**Set problem:**
Output the material below unchanged, apart from leaving out the pictures.

**Data for this exercise:**
━━━━━━

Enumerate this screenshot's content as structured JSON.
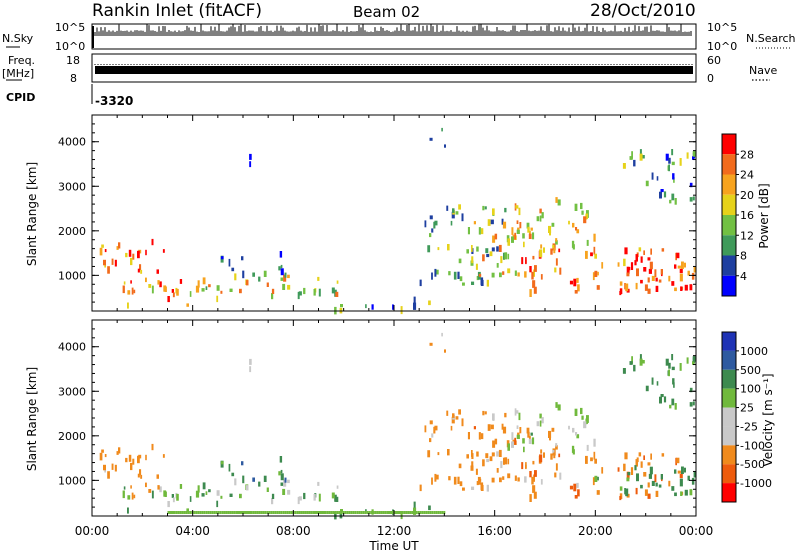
{
  "header": {
    "station": "Rankin Inlet (fitACF)",
    "beam": "Beam 02",
    "date": "28/Oct/2010"
  },
  "params_panel": {
    "nsky_label": "N.Sky",
    "nsky_ticks": [
      "10^5",
      "10^0"
    ],
    "nsearch_label": "N.Search",
    "nsearch_ticks": [
      "10^5",
      "10^0"
    ],
    "freq_label": "Freq.",
    "freq_unit": "[MHz]",
    "freq_ticks": [
      "18",
      "8"
    ],
    "nave_label": "Nave",
    "nave_ticks": [
      "60",
      "0"
    ],
    "cpid_label": "CPID",
    "cpid_value": "-3320"
  },
  "colors": {
    "power_scale": [
      "#0000ff",
      "#1e3fa0",
      "#3f9a5a",
      "#72c043",
      "#e6d21a",
      "#f7a31e",
      "#f26b1c",
      "#ff0000"
    ],
    "velocity_scale": [
      "#ff0000",
      "#ee5b0c",
      "#f08a1c",
      "#c9c9c9",
      "#c9c9c9",
      "#70b93c",
      "#3d8a4f",
      "#2e5aa0",
      "#1f33b5"
    ]
  },
  "chart_data": [
    {
      "type": "heatmap",
      "name": "power",
      "ylabel": "Slant Range [km]",
      "yticks": [
        1000,
        2000,
        3000,
        4000
      ],
      "ylim": [
        200,
        4600
      ],
      "xlim": [
        0,
        24
      ],
      "colorbar_label": "Power [dB]",
      "colorbar_ticks": [
        4,
        8,
        12,
        16,
        20,
        24,
        28
      ],
      "colorbar_range": [
        0,
        32
      ]
    },
    {
      "type": "heatmap",
      "name": "velocity",
      "ylabel": "Slant Range [km]",
      "yticks": [
        1000,
        2000,
        3000,
        4000
      ],
      "ylim": [
        200,
        4600
      ],
      "xlim": [
        0,
        24
      ],
      "xlabel": "Time UT",
      "xticks": [
        "00:00",
        "04:00",
        "08:00",
        "12:00",
        "16:00",
        "20:00",
        "00:00"
      ],
      "colorbar_label": "Velocity [m s⁻¹]",
      "colorbar_ticks": [
        "1000",
        "500",
        "100",
        "25",
        "-25",
        "-100",
        "-500",
        "-1000"
      ]
    }
  ],
  "blobs": [
    {
      "h0": 0.2,
      "h1": 3.0,
      "r0": 600,
      "r1": 1800,
      "p": 27,
      "v": -200
    },
    {
      "h0": 1.0,
      "h1": 4.5,
      "r0": 300,
      "r1": 900,
      "p": 22,
      "v": 80
    },
    {
      "h0": 4.5,
      "h1": 10.0,
      "r0": 400,
      "r1": 1000,
      "p": 18,
      "v": 60
    },
    {
      "h0": 5.0,
      "h1": 8.0,
      "r0": 1000,
      "r1": 1500,
      "p": 6,
      "v": 400
    },
    {
      "h0": 9.0,
      "h1": 13.5,
      "r0": 200,
      "r1": 450,
      "p": 10,
      "v": 100
    },
    {
      "h0": 13.0,
      "h1": 16.5,
      "r0": 800,
      "r1": 2600,
      "p": 12,
      "v": -150
    },
    {
      "h0": 15.0,
      "h1": 18.5,
      "r0": 1000,
      "r1": 2200,
      "p": 20,
      "v": -300
    },
    {
      "h0": 16.5,
      "h1": 20.0,
      "r0": 1600,
      "r1": 2700,
      "p": 20,
      "v": 20
    },
    {
      "h0": 17.0,
      "h1": 23.5,
      "r0": 600,
      "r1": 1600,
      "p": 26,
      "v": -400
    },
    {
      "h0": 19.5,
      "h1": 24.0,
      "r0": 600,
      "r1": 1300,
      "p": 28,
      "v": 200
    },
    {
      "h0": 21.0,
      "h1": 24.0,
      "r0": 2600,
      "r1": 3800,
      "p": 10,
      "v": 150
    },
    {
      "h0": 6.0,
      "h1": 6.6,
      "r0": 3300,
      "r1": 3700,
      "p": 6,
      "v": 10
    },
    {
      "h0": 13.4,
      "h1": 14.0,
      "r0": 3800,
      "r1": 4400,
      "p": 8,
      "v": -100
    }
  ]
}
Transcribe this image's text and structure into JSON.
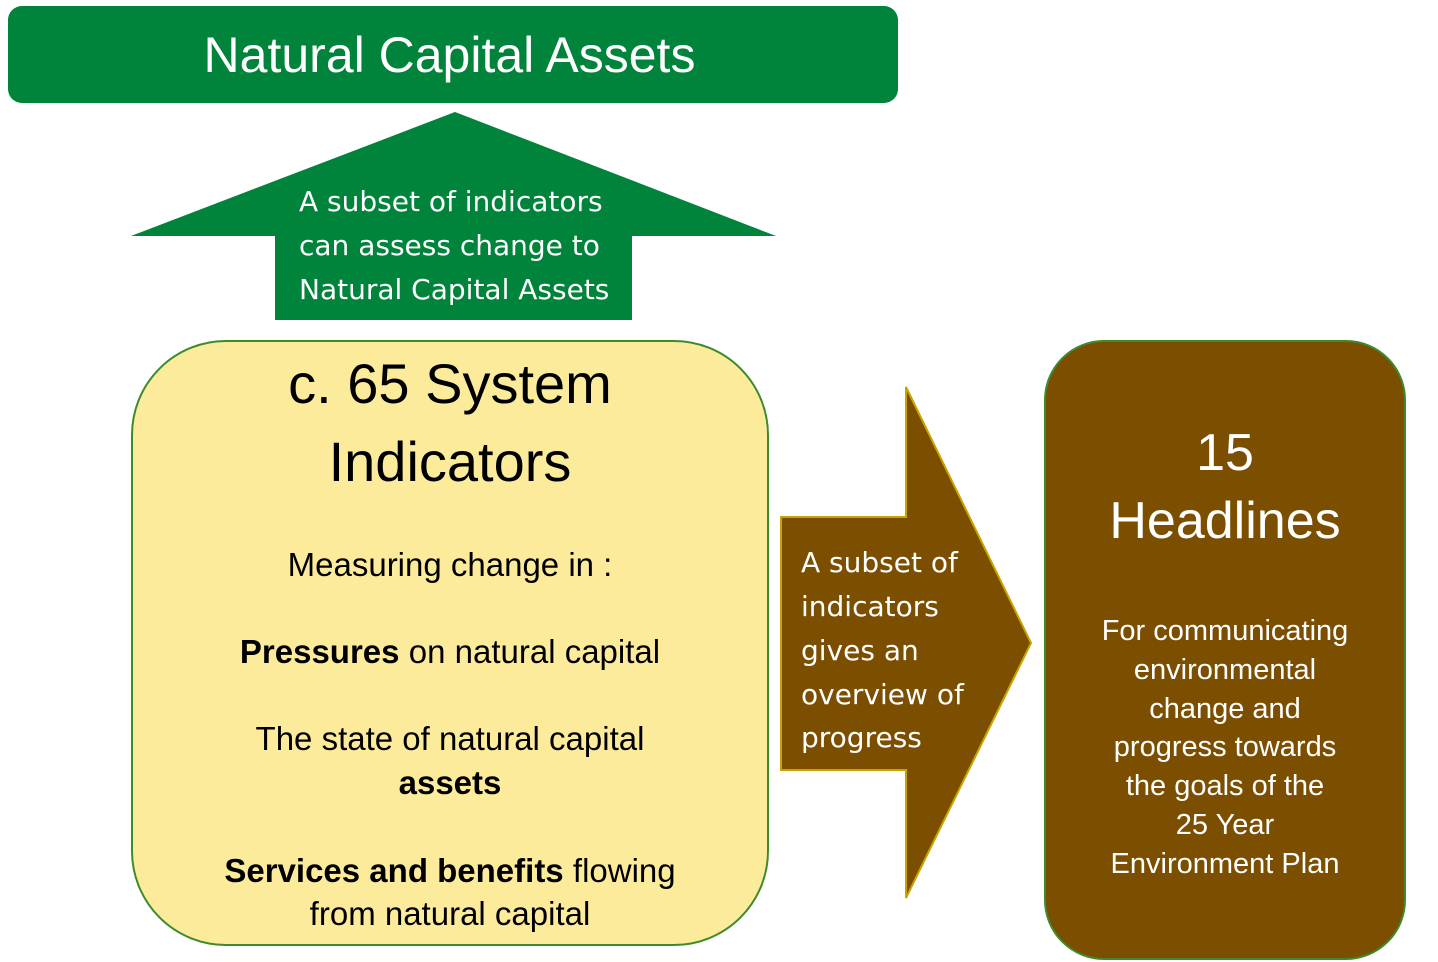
{
  "banner": {
    "title": "Natural Capital Assets"
  },
  "up_arrow": {
    "lines": [
      "A subset of indicators",
      "can assess change to",
      "Natural Capital Assets"
    ]
  },
  "system_box": {
    "title_lines": [
      "c. 65 System",
      "Indicators"
    ],
    "intro": "Measuring change in :",
    "pressures": {
      "bold": "Pressures",
      "rest": "on natural capital"
    },
    "state": {
      "line": "The state of natural capital",
      "bold": "assets"
    },
    "services": {
      "bold": "Services and benefits",
      "rest": "flowing",
      "line2": "from natural capital"
    }
  },
  "right_arrow": {
    "lines": [
      "A subset of",
      "indicators",
      "gives an",
      "overview of",
      "progress"
    ]
  },
  "headline_box": {
    "title_lines": [
      "15",
      "Headlines"
    ],
    "description_lines": [
      "For communicating",
      "environmental",
      "change and",
      "progress towards",
      "the goals of the",
      "25 Year",
      "Environment Plan"
    ]
  }
}
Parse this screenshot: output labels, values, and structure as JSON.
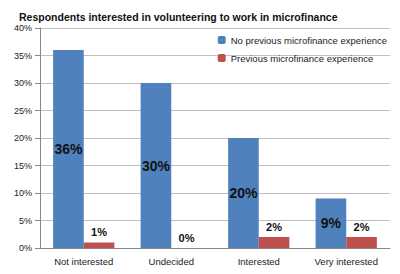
{
  "chart_data": {
    "type": "bar",
    "title": "Respondents interested in volunteering to work in microfinance",
    "categories": [
      "Not interested",
      "Undecided",
      "Interested",
      "Very interested"
    ],
    "series": [
      {
        "name": "No previous microfinance experience",
        "color": "#4f81bd",
        "values": [
          36,
          30,
          20,
          9
        ],
        "value_labels": [
          "36%",
          "30%",
          "20%",
          "9%"
        ]
      },
      {
        "name": "Previous microfinance experience",
        "color": "#c0504d",
        "values": [
          1,
          0,
          2,
          2
        ],
        "value_labels": [
          "1%",
          "0%",
          "2%",
          "2%"
        ]
      }
    ],
    "ylim": [
      0,
      40
    ],
    "yticks": [
      {
        "value": 0,
        "label": "0%"
      },
      {
        "value": 5,
        "label": "5%"
      },
      {
        "value": 10,
        "label": "10%"
      },
      {
        "value": 15,
        "label": "15%"
      },
      {
        "value": 20,
        "label": "20%"
      },
      {
        "value": 25,
        "label": "25%"
      },
      {
        "value": 30,
        "label": "30%"
      },
      {
        "value": 35,
        "label": "35%"
      },
      {
        "value": 40,
        "label": "40%"
      }
    ],
    "grid": true,
    "legend": "top-right",
    "data_labels": true
  }
}
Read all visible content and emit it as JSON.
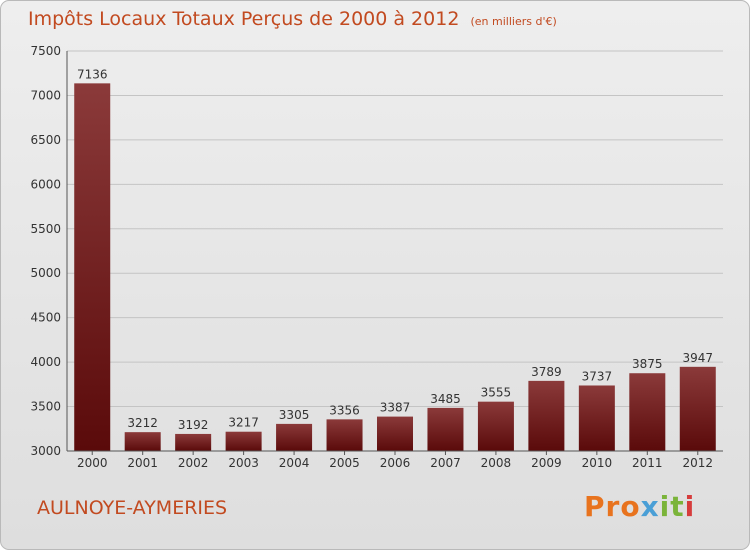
{
  "chart_data": {
    "type": "bar",
    "title": "Impôts Locaux Totaux Perçus de 2000 à 2012",
    "subtitle": "(en milliers d'€)",
    "xlabel": "",
    "ylabel": "",
    "categories": [
      "2000",
      "2001",
      "2002",
      "2003",
      "2004",
      "2005",
      "2006",
      "2007",
      "2008",
      "2009",
      "2010",
      "2011",
      "2012"
    ],
    "values": [
      7136,
      3212,
      3192,
      3217,
      3305,
      3356,
      3387,
      3485,
      3555,
      3789,
      3737,
      3875,
      3947
    ],
    "ylim": [
      3000,
      7500
    ],
    "yticks": [
      3000,
      3500,
      4000,
      4500,
      5000,
      5500,
      6000,
      6500,
      7000,
      7500
    ],
    "grid": true,
    "bar_color_top": "#8b3a3a",
    "bar_color_bottom": "#5a0a0a"
  },
  "location": "AULNOYE-AYMERIES",
  "logo": {
    "text": "Proxiti",
    "parts": [
      "Pro",
      "x",
      "it",
      "i"
    ]
  }
}
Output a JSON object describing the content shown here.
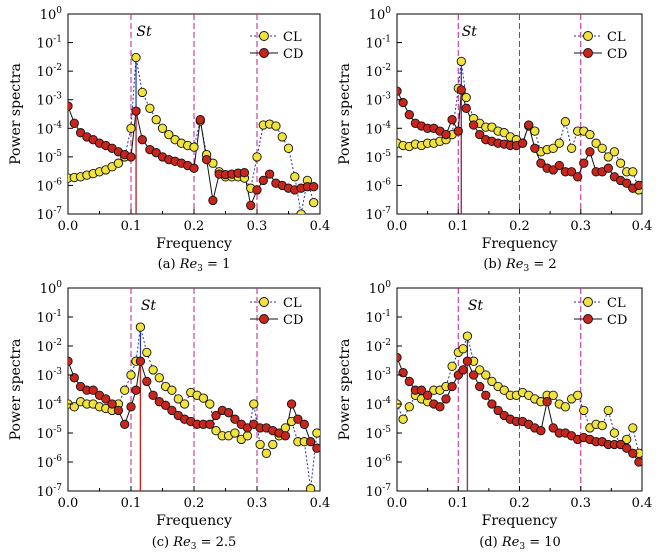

━━━━━━

**Answer to this task:**
Enumerate this screenshot's content as structured JSON.
{
  "header": {
    "station": "Rankin Inlet (fitACF)",
    "beam": "Beam 02",
    "date": "28/Oct/2010"
  },
  "params_panel": {
    "nsky_label": "N.Sky",
    "nsky_ticks": [
      "10^5",
      "10^0"
    ],
    "nsearch_label": "N.Search",
    "nsearch_ticks": [
      "10^5",
      "10^0"
    ],
    "freq_label": "Freq.",
    "freq_unit": "[MHz]",
    "freq_ticks": [
      "18",
      "8"
    ],
    "nave_label": "Nave",
    "nave_ticks": [
      "60",
      "0"
    ],
    "cpid_label": "CPID",
    "cpid_value": "-3320"
  },
  "colors": {
    "power_scale": [
      "#0000ff",
      "#1e3fa0",
      "#3f9a5a",
      "#72c043",
      "#e6d21a",
      "#f7a31e",
      "#f26b1c",
      "#ff0000"
    ],
    "velocity_scale": [
      "#ff0000",
      "#ee5b0c",
      "#f08a1c",
      "#c9c9c9",
      "#c9c9c9",
      "#70b93c",
      "#3d8a4f",
      "#2e5aa0",
      "#1f33b5"
    ]
  },
  "chart_data": [
    {
      "type": "heatmap",
      "name": "power",
      "ylabel": "Slant Range [km]",
      "yticks": [
        1000,
        2000,
        3000,
        4000
      ],
      "ylim": [
        200,
        4600
      ],
      "xlim": [
        0,
        24
      ],
      "colorbar_label": "Power [dB]",
      "colorbar_ticks": [
        4,
        8,
        12,
        16,
        20,
        24,
        28
      ],
      "colorbar_range": [
        0,
        32
      ]
    },
    {
      "type": "heatmap",
      "name": "velocity",
      "ylabel": "Slant Range [km]",
      "yticks": [
        1000,
        2000,
        3000,
        4000
      ],
      "ylim": [
        200,
        4600
      ],
      "xlim": [
        0,
        24
      ],
      "xlabel": "Time UT",
      "xticks": [
        "00:00",
        "04:00",
        "08:00",
        "12:00",
        "16:00",
        "20:00",
        "00:00"
      ],
      "colorbar_label": "Velocity [m s⁻¹]",
      "colorbar_ticks": [
        "1000",
        "500",
        "100",
        "25",
        "-25",
        "-100",
        "-500",
        "-1000"
      ]
    }
  ],
  "blobs": [
    {
      "h0": 0.2,
      "h1": 3.0,
      "r0": 600,
      "r1": 1800,
      "p": 27,
      "v": -200
    },
    {
      "h0": 1.0,
      "h1": 4.5,
      "r0": 300,
      "r1": 900,
      "p": 22,
      "v": 80
    },
    {
      "h0": 4.5,
      "h1": 10.0,
      "r0": 400,
      "r1": 1000,
      "p": 18,
      "v": 60
    },
    {
      "h0": 5.0,
      "h1": 8.0,
      "r0": 1000,
      "r1": 1500,
      "p": 6,
      "v": 400
    },
    {
      "h0": 9.0,
      "h1": 13.5,
      "r0": 200,
      "r1": 450,
      "p": 10,
      "v": 100
    },
    {
      "h0": 13.0,
      "h1": 16.5,
      "r0": 800,
      "r1": 2600,
      "p": 12,
      "v": -150
    },
    {
      "h0": 15.0,
      "h1": 18.5,
      "r0": 1000,
      "r1": 2200,
      "p": 20,
      "v": -300
    },
    {
      "h0": 16.5,
      "h1": 20.0,
      "r0": 1600,
      "r1": 2700,
      "p": 20,
      "v": 20
    },
    {
      "h0": 17.0,
      "h1": 23.5,
      "r0": 600,
      "r1": 1600,
      "p": 26,
      "v": -400
    },
    {
      "h0": 19.5,
      "h1": 24.0,
      "r0": 600,
      "r1": 1300,
      "p": 28,
      "v": 200
    },
    {
      "h0": 21.0,
      "h1": 24.0,
      "r0": 2600,
      "r1": 3800,
      "p": 10,
      "v": 150
    },
    {
      "h0": 6.0,
      "h1": 6.6,
      "r0": 3300,
      "r1": 3700,
      "p": 6,
      "v": 10
    },
    {
      "h0": 13.4,
      "h1": 14.0,
      "r0": 3800,
      "r1": 4400,
      "p": 8,
      "v": -100
    }
  ]
}
Transcribe this image's text and structure into JSON.
{
  "banner": {
    "title": "Natural Capital Assets"
  },
  "up_arrow": {
    "lines": [
      "A subset of indicators",
      "can assess change to",
      "Natural Capital Assets"
    ]
  },
  "system_box": {
    "title_lines": [
      "c. 65 System",
      "Indicators"
    ],
    "intro": "Measuring change in :",
    "pressures": {
      "bold": "Pressures",
      "rest": "on natural capital"
    },
    "state": {
      "line": "The state of natural capital",
      "bold": "assets"
    },
    "services": {
      "bold": "Services and benefits",
      "rest": "flowing",
      "line2": "from natural capital"
    }
  },
  "right_arrow": {
    "lines": [
      "A subset of",
      "indicators",
      "gives an",
      "overview of",
      "progress"
    ]
  },
  "headline_box": {
    "title_lines": [
      "15",
      "Headlines"
    ],
    "description_lines": [
      "For communicating",
      "environmental",
      "change and",
      "progress towards",
      "the goals of the",
      "25 Year",
      "Environment Plan"
    ]
  }
}
Parse this screenshot: output labels, values, and structure as JSON.
{
  "chart_data": {
    "type": "bar",
    "title": "Respondents interested in volunteering to work in microfinance",
    "categories": [
      "Not interested",
      "Undecided",
      "Interested",
      "Very interested"
    ],
    "series": [
      {
        "name": "No previous microfinance experience",
        "color": "#4f81bd",
        "values": [
          36,
          30,
          20,
          9
        ],
        "value_labels": [
          "36%",
          "30%",
          "20%",
          "9%"
        ]
      },
      {
        "name": "Previous microfinance experience",
        "color": "#c0504d",
        "values": [
          1,
          0,
          2,
          2
        ],
        "value_labels": [
          "1%",
          "0%",
          "2%",
          "2%"
        ]
      }
    ],
    "ylim": [
      0,
      40
    ],
    "yticks": [
      {
        "value": 0,
        "label": "0%"
      },
      {
        "value": 5,
        "label": "5%"
      },
      {
        "value": 10,
        "label": "10%"
      },
      {
        "value": 15,
        "label": "15%"
      },
      {
        "value": 20,
        "label": "20%"
      },
      {
        "value": 25,
        "label": "25%"
      },
      {
        "value": 30,
        "label": "30%"
      },
      {
        "value": 35,
        "label": "35%"
      },
      {
        "value": 40,
        "label": "40%"
      }
    ],
    "grid": true,
    "legend": "top-right",
    "data_labels": true
  }
}
Read all visible content and emit it as JSON.
{
  "chart_data": {
    "type": "bar",
    "title": "Impôts Locaux Totaux Perçus de 2000 à 2012",
    "subtitle": "(en milliers d'€)",
    "xlabel": "",
    "ylabel": "",
    "categories": [
      "2000",
      "2001",
      "2002",
      "2003",
      "2004",
      "2005",
      "2006",
      "2007",
      "2008",
      "2009",
      "2010",
      "2011",
      "2012"
    ],
    "values": [
      7136,
      3212,
      3192,
      3217,
      3305,
      3356,
      3387,
      3485,
      3555,
      3789,
      3737,
      3875,
      3947
    ],
    "ylim": [
      3000,
      7500
    ],
    "yticks": [
      3000,
      3500,
      4000,
      4500,
      5000,
      5500,
      6000,
      6500,
      7000,
      7500
    ],
    "grid": true,
    "bar_color_top": "#8b3a3a",
    "bar_color_bottom": "#5a0a0a"
  },
  "location": "AULNOYE-AYMERIES",
  "logo": {
    "text": "Proxiti",
    "parts": [
      "Pro",
      "x",
      "it",
      "i"
    ]
  }
}
Output a JSON object describing the content shown here.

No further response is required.